INSTRUCTIONS FOR THE TASK
Copy out all the lines where "مدارک" shows up.

Data items:
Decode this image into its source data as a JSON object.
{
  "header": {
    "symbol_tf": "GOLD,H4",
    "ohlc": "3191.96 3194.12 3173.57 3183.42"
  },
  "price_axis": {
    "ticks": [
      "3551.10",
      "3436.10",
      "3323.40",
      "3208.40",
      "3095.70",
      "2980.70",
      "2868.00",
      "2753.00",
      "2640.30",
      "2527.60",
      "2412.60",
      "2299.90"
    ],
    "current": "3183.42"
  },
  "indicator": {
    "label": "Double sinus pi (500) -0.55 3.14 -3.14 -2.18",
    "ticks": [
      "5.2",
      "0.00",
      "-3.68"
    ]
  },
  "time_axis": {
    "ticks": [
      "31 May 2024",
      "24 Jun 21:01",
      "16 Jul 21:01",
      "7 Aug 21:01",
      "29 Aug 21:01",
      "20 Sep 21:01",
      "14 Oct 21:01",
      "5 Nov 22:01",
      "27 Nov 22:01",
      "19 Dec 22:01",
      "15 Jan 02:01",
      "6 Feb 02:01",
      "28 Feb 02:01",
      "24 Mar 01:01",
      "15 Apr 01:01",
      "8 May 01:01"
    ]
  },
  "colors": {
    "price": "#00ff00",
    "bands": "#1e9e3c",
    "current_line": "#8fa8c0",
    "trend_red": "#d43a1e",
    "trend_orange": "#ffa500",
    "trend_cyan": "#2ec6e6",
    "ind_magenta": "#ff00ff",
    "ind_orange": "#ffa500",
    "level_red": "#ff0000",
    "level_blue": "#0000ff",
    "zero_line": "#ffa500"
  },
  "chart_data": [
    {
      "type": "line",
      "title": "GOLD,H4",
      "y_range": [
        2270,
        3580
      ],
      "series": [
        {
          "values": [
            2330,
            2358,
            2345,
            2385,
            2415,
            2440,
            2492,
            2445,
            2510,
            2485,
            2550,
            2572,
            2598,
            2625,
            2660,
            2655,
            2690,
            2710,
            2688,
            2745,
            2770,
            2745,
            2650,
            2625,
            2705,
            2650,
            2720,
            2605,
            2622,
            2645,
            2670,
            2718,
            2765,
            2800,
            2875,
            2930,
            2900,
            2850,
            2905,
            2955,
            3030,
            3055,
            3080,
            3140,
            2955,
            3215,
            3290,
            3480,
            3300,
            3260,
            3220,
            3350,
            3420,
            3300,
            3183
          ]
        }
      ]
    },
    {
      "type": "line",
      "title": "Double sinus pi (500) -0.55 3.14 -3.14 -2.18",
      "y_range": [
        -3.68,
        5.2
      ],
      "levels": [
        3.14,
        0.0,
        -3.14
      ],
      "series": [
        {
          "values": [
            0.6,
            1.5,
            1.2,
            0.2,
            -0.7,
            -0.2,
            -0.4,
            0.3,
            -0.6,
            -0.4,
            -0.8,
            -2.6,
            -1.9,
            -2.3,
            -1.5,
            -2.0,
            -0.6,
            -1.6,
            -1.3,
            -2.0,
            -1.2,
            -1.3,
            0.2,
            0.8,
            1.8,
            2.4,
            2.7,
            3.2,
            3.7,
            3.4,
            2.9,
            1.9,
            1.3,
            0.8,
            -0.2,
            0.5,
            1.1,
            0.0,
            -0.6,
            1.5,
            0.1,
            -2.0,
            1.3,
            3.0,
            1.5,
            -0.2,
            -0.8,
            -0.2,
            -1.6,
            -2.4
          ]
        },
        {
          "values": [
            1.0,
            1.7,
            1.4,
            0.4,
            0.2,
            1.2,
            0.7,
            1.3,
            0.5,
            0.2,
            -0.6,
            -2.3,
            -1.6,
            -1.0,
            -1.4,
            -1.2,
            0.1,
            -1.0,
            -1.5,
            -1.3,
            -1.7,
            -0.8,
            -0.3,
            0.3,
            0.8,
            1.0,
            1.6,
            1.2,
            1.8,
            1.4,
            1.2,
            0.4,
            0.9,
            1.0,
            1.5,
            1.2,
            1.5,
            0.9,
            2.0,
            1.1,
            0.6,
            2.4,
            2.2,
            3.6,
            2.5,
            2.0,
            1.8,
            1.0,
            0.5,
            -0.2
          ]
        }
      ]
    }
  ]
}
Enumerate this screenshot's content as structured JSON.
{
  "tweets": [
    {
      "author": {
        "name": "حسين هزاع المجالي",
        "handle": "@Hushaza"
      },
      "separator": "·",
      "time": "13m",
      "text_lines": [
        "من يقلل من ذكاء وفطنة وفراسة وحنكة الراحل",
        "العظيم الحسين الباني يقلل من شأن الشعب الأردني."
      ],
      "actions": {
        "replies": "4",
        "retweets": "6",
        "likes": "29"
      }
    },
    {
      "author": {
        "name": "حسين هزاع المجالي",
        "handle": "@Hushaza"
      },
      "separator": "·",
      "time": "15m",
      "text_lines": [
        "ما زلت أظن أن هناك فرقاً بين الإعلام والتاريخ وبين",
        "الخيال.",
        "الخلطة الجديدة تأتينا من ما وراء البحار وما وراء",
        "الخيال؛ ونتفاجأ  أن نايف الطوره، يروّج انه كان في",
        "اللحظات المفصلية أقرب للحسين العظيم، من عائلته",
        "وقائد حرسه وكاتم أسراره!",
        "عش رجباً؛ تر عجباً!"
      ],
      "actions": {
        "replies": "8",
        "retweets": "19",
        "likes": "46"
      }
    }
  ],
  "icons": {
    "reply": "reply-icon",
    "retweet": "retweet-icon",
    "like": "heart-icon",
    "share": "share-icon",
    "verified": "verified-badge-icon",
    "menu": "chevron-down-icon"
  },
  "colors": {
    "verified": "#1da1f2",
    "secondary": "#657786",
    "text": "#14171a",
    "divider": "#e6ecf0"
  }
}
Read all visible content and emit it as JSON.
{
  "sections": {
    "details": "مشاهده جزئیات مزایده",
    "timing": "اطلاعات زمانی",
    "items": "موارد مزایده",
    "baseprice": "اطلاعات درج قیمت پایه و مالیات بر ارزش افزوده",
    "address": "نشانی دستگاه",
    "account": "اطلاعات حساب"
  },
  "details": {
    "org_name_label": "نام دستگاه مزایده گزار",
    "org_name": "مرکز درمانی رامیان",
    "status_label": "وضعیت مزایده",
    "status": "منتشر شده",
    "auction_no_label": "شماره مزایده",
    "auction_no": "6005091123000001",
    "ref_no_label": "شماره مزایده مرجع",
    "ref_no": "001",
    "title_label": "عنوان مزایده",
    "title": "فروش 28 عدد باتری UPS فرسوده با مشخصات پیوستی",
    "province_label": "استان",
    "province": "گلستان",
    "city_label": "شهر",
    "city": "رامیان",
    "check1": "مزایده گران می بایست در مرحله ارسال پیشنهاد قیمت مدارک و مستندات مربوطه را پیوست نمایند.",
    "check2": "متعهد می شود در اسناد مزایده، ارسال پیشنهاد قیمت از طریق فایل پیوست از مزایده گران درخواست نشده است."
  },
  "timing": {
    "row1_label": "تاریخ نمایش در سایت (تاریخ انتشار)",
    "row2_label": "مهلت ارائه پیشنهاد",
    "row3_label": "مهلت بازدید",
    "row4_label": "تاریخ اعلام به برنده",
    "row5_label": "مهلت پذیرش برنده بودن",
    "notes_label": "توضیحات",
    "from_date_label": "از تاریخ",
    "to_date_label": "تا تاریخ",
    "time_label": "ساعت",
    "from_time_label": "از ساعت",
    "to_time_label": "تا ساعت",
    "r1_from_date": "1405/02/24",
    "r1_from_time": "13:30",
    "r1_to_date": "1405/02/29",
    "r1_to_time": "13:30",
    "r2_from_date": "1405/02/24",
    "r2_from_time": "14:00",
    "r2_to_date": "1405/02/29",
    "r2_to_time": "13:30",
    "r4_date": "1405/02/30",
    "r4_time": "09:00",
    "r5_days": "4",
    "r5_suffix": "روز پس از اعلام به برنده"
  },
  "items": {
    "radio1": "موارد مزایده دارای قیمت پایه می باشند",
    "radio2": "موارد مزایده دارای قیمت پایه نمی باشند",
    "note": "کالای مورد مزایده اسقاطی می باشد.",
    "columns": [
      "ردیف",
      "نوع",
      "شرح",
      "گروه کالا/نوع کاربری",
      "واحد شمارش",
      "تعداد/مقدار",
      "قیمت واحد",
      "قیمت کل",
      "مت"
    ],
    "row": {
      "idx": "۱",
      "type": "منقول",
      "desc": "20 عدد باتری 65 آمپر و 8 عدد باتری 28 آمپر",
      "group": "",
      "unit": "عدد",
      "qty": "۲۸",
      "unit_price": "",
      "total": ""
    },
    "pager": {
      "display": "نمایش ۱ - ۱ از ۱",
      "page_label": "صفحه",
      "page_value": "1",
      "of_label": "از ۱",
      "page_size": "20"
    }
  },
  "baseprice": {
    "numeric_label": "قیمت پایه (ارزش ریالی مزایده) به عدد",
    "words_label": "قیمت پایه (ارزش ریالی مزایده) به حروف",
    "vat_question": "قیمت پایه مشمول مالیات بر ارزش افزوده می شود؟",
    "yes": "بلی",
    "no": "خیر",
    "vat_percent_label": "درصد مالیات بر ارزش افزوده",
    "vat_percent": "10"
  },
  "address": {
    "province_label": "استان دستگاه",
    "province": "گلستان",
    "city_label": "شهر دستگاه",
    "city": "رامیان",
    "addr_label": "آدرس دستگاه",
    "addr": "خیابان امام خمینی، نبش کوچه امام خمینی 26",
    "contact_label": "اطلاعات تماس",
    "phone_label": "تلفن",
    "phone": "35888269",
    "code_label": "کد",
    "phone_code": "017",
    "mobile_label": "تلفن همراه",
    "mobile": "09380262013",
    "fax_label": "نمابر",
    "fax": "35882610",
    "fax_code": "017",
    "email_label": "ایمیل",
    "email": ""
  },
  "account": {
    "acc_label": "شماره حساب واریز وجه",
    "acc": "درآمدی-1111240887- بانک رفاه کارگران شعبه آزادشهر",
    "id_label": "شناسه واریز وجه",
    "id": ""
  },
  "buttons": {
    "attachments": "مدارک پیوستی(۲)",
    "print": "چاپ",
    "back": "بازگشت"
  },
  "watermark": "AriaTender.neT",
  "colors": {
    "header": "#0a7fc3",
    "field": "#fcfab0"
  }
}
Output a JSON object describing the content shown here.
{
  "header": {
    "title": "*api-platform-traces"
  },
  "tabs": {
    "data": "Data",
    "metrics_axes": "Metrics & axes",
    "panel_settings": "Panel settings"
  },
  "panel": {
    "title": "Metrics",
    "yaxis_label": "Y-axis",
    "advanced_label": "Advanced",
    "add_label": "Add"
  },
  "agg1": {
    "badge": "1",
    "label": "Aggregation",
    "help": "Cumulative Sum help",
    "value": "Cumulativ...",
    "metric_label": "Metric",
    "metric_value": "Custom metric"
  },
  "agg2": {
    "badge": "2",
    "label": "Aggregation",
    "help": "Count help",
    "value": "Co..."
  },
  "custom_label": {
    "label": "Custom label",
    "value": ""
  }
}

IN RESPONSE
    "check1": "مزایده گران می بایست در مرحله ارسال پیشنهاد قیمت مدارک و مستندات مربوطه را پیوست نمایند.",
    "attachments": "مدارک پیوستی(۲)",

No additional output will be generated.